### [Exercise goal]
Gather the lines from the material that contain "course".

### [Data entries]
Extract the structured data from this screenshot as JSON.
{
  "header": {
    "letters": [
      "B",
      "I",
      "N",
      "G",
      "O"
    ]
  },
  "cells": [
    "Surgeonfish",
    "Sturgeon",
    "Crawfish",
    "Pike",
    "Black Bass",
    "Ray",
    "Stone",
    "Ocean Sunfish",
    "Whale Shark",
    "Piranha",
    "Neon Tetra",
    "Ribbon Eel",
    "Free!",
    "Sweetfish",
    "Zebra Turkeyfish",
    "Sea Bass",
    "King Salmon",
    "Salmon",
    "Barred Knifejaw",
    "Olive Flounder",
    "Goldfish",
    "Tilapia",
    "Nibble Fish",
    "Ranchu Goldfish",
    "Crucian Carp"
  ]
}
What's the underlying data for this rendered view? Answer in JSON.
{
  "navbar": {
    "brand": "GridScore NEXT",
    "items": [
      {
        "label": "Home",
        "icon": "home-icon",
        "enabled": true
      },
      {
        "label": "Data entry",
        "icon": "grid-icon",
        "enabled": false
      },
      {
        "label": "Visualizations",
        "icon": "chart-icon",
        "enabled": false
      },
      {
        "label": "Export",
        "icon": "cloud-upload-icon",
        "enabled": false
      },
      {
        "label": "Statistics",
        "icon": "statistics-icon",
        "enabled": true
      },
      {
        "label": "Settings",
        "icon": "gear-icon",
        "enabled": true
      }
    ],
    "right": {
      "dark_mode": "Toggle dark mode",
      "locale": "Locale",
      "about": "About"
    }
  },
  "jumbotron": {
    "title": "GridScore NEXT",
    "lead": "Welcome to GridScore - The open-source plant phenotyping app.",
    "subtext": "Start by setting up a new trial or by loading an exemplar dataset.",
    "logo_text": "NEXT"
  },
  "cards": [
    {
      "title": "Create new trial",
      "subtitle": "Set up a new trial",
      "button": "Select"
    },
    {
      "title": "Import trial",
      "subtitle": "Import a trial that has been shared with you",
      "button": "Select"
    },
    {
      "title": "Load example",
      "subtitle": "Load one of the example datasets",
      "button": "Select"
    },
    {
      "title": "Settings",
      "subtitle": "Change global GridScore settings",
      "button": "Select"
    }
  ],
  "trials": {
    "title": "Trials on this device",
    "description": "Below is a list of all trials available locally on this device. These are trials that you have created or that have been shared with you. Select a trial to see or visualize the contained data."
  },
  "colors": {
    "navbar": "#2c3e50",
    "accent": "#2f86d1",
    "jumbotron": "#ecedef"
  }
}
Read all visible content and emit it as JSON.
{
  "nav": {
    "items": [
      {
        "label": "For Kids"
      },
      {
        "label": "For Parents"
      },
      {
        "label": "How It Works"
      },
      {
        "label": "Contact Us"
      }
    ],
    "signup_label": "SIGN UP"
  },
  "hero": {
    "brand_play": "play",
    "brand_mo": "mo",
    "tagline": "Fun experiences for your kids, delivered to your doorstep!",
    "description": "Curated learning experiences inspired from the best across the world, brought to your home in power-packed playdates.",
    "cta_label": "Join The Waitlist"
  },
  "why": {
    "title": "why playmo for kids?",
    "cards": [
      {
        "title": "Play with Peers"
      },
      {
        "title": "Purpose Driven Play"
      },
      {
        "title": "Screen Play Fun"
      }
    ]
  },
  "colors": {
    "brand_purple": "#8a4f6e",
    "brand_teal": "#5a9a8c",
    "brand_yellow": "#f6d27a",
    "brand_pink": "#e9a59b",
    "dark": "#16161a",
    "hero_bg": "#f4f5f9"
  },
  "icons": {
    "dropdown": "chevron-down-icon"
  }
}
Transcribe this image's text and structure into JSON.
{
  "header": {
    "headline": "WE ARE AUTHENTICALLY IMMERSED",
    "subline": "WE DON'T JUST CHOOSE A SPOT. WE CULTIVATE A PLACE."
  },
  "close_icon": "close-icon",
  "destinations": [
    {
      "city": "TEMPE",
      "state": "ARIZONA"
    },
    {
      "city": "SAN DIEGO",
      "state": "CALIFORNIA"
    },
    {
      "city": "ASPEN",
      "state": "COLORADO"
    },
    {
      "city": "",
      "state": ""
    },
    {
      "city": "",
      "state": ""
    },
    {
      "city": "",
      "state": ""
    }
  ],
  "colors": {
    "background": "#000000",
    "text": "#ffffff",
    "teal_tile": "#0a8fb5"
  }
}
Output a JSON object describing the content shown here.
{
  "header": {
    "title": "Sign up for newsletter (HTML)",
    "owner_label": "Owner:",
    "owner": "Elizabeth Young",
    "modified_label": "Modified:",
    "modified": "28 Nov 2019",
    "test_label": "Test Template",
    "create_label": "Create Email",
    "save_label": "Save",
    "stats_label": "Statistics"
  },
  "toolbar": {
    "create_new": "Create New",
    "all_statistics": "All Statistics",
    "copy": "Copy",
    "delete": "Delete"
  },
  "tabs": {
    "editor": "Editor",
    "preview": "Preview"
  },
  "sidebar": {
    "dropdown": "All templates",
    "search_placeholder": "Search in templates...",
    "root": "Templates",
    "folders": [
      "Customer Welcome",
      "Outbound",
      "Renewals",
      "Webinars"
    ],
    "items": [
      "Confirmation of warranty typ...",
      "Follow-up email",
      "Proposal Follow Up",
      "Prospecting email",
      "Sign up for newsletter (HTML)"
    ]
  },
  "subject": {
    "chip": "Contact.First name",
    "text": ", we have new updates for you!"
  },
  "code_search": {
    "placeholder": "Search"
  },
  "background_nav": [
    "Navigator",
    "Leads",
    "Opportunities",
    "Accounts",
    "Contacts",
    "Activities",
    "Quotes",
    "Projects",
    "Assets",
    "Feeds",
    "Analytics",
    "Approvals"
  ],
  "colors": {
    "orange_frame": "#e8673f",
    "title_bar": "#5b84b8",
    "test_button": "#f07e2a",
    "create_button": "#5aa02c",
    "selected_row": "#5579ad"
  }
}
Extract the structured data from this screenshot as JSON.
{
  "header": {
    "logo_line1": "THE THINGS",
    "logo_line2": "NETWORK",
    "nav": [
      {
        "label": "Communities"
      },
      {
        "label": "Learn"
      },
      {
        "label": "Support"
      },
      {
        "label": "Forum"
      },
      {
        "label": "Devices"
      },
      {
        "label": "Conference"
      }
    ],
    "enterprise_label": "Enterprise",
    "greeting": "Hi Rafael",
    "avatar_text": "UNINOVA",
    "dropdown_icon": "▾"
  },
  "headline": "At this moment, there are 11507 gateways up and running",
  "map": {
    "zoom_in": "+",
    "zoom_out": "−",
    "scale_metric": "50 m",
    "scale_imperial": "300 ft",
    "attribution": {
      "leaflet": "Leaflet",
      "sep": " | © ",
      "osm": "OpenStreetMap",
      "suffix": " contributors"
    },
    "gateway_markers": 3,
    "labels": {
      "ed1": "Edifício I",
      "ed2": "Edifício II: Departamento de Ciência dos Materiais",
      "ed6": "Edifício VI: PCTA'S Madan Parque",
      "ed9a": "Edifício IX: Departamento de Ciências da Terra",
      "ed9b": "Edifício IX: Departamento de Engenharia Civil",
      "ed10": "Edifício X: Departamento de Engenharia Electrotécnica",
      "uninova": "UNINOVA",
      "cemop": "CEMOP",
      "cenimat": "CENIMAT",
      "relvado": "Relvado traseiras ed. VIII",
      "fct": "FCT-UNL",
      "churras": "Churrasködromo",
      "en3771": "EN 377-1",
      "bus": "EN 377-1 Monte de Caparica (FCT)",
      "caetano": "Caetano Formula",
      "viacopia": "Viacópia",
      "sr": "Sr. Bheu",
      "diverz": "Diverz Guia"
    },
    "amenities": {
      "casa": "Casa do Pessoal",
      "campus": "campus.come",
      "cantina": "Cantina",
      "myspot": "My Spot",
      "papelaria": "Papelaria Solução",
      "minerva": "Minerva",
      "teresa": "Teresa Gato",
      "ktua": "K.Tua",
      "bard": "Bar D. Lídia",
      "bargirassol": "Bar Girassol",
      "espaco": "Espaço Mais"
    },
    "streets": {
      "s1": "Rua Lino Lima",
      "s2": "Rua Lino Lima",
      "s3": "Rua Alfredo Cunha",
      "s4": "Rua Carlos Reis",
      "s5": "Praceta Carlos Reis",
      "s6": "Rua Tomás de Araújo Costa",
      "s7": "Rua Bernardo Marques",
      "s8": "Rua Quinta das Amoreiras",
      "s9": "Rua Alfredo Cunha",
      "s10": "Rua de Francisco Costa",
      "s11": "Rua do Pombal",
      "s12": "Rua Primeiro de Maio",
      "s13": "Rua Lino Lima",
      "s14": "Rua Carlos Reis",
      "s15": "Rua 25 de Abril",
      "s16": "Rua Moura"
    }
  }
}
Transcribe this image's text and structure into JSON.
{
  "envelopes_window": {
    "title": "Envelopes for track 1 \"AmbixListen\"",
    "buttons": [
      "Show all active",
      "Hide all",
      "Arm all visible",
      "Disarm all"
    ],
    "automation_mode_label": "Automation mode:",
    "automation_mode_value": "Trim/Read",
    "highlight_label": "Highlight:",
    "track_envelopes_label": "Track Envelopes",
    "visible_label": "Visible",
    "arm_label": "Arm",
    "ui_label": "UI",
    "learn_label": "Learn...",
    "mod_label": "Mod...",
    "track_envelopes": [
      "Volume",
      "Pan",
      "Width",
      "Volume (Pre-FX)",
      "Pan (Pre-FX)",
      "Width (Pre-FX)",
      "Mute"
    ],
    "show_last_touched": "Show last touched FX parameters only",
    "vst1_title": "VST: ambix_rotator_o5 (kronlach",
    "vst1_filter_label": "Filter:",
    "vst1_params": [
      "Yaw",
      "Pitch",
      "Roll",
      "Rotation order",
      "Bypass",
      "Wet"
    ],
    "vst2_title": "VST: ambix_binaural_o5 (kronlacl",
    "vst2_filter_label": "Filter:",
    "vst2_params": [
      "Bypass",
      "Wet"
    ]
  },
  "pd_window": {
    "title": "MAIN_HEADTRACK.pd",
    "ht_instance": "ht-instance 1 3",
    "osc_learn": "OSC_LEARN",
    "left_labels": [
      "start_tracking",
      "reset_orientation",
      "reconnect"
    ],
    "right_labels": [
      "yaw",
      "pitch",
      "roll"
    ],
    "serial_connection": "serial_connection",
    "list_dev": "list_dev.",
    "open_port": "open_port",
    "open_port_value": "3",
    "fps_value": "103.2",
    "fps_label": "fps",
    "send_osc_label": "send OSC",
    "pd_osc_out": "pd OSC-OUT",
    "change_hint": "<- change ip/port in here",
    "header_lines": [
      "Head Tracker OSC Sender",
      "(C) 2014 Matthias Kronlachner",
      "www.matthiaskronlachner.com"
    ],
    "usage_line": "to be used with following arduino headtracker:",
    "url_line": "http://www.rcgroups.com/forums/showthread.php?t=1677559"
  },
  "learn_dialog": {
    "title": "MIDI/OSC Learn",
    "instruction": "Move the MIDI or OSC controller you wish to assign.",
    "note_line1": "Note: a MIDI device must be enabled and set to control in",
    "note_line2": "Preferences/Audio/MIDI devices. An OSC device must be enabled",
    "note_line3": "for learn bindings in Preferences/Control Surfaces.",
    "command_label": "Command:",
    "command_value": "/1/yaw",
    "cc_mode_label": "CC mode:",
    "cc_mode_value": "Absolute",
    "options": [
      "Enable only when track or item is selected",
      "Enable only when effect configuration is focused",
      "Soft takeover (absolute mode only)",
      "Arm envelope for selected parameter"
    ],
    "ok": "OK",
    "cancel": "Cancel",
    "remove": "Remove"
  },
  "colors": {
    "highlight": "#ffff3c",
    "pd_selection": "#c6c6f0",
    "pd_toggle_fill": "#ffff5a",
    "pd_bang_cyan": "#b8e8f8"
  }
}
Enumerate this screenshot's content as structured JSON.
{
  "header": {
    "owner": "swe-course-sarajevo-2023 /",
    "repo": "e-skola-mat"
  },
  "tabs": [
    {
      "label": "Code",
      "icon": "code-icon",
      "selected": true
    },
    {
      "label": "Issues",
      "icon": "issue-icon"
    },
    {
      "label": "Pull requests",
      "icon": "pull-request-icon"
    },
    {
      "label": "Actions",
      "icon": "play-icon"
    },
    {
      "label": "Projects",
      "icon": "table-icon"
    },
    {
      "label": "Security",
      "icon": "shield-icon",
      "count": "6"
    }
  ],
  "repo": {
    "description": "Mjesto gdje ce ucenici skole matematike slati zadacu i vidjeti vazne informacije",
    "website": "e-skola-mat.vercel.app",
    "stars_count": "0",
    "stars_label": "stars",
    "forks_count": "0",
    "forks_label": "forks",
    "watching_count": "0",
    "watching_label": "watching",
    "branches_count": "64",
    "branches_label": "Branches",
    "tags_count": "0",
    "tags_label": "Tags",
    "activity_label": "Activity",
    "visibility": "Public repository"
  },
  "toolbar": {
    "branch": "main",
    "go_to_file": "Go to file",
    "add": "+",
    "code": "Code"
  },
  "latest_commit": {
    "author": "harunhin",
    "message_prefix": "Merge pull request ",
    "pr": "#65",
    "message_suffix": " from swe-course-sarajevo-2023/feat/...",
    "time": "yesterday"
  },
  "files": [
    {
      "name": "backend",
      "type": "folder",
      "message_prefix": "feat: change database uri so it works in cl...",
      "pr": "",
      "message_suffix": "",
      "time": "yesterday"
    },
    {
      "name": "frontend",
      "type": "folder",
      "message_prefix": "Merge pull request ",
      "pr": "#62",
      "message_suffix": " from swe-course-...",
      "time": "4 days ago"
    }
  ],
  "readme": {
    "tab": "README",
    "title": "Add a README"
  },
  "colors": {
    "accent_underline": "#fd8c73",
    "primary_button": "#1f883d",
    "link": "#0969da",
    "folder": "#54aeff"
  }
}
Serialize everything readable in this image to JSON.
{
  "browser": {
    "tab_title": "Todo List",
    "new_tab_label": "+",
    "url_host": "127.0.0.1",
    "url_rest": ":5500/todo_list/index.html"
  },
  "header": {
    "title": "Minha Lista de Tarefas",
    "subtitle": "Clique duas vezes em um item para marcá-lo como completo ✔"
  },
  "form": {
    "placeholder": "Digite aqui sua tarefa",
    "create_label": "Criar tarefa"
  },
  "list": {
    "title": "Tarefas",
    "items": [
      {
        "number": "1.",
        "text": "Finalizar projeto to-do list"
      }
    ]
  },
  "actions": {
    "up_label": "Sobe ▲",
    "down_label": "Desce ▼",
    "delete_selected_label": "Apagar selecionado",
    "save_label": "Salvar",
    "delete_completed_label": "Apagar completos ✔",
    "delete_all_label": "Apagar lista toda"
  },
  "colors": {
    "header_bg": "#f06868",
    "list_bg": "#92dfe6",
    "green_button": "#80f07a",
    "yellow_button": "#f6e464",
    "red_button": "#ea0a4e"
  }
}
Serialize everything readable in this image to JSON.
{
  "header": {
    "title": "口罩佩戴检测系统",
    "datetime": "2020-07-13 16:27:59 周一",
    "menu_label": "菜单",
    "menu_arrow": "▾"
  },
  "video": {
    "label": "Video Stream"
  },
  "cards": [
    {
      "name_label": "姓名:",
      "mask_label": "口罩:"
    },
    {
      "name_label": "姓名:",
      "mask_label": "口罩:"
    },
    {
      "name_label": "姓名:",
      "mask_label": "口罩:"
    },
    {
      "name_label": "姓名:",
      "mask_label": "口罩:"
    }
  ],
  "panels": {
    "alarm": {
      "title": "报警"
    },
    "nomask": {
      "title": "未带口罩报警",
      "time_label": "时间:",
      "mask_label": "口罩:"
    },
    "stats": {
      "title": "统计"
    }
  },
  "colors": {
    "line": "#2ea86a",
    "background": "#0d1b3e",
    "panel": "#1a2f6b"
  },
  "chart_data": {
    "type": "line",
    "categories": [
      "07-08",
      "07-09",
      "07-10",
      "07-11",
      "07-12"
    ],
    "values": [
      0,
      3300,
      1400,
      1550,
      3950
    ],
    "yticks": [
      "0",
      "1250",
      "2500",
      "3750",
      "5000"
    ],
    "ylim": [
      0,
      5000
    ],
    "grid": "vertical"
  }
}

### [Output of the exercise]
    "owner": "swe-course-sarajevo-2023 /",
    "message_suffix": " from swe-course-sarajevo-2023/feat/...",
      "message_suffix": " from swe-course-...",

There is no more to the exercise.